▶ DIRECTIONS FOR THIS TASK
Write out every entry exactly as it stands.

▶ RECORD SET
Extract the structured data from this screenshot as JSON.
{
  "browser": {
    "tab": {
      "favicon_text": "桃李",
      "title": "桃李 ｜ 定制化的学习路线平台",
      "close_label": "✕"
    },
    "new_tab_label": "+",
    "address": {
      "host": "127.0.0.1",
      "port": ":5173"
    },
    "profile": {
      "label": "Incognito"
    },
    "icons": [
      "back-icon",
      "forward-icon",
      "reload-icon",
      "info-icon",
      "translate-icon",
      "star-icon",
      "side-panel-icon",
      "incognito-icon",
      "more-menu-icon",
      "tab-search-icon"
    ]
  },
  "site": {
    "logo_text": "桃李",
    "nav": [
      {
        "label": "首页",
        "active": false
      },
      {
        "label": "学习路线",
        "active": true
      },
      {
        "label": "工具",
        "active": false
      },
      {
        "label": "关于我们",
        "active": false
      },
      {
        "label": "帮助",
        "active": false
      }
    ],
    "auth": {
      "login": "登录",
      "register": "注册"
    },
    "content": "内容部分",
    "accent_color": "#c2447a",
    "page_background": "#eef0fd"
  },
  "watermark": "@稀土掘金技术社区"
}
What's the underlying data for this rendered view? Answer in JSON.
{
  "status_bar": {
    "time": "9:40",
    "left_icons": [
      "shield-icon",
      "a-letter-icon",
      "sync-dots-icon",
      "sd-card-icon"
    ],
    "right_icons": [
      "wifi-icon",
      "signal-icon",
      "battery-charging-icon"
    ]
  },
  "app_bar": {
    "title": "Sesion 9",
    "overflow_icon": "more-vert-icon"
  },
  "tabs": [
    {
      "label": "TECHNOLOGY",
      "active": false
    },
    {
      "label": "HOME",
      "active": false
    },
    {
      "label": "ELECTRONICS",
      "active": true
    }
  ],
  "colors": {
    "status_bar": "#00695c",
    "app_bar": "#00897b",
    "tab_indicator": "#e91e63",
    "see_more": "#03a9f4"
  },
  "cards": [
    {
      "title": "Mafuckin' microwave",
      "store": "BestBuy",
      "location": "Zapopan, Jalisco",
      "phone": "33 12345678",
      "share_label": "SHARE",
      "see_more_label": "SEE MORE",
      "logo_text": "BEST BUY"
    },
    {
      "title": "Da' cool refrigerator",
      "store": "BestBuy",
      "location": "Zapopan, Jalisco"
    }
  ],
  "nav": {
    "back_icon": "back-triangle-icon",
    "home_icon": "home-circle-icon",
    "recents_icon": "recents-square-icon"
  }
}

▶ FINISHED EXERCISE
Extract the structured data from this screenshot as JSON.
{
  "browser": {
    "tab": {
      "favicon_text": "桃李",
      "title": "桃李 ｜ 定制化的学习路线平台",
      "close_label": "✕"
    },
    "new_tab_label": "+",
    "address": {
      "host": "127.0.0.1",
      "port": ":5173"
    },
    "profile": {
      "label": "Incognito"
    },
    "icons": [
      "back-icon",
      "forward-icon",
      "reload-icon",
      "info-icon",
      "translate-icon",
      "star-icon",
      "side-panel-icon",
      "incognito-icon",
      "more-menu-icon",
      "tab-search-icon"
    ]
  },
  "site": {
    "logo_text": "桃李",
    "nav": [
      {
        "label": "首页",
        "active": false
      },
      {
        "label": "学习路线",
        "active": true
      },
      {
        "label": "工具",
        "active": false
      },
      {
        "label": "关于我们",
        "active": false
      },
      {
        "label": "帮助",
        "active": false
      }
    ],
    "auth": {
      "login": "登录",
      "register": "注册"
    },
    "content": "内容部分",
    "accent_color": "#c2447a",
    "page_background": "#eef0fd"
  },
  "watermark": "@稀土掘金技术社区"
}
What's the underlying data for this rendered view? Answer in JSON.
{
  "status_bar": {
    "time": "9:40",
    "left_icons": [
      "shield-icon",
      "a-letter-icon",
      "sync-dots-icon",
      "sd-card-icon"
    ],
    "right_icons": [
      "wifi-icon",
      "signal-icon",
      "battery-charging-icon"
    ]
  },
  "app_bar": {
    "title": "Sesion 9",
    "overflow_icon": "more-vert-icon"
  },
  "tabs": [
    {
      "label": "TECHNOLOGY",
      "active": false
    },
    {
      "label": "HOME",
      "active": false
    },
    {
      "label": "ELECTRONICS",
      "active": true
    }
  ],
  "colors": {
    "status_bar": "#00695c",
    "app_bar": "#00897b",
    "tab_indicator": "#e91e63",
    "see_more": "#03a9f4"
  },
  "cards": [
    {
      "title": "Mafuckin' microwave",
      "store": "BestBuy",
      "location": "Zapopan, Jalisco",
      "phone": "33 12345678",
      "share_label": "SHARE",
      "see_more_label": "SEE MORE",
      "logo_text": "BEST BUY"
    },
    {
      "title": "Da' cool refrigerator",
      "store": "BestBuy",
      "location": "Zapopan, Jalisco"
    }
  ],
  "nav": {
    "back_icon": "back-triangle-icon",
    "home_icon": "home-circle-icon",
    "recents_icon": "recents-square-icon"
  }
}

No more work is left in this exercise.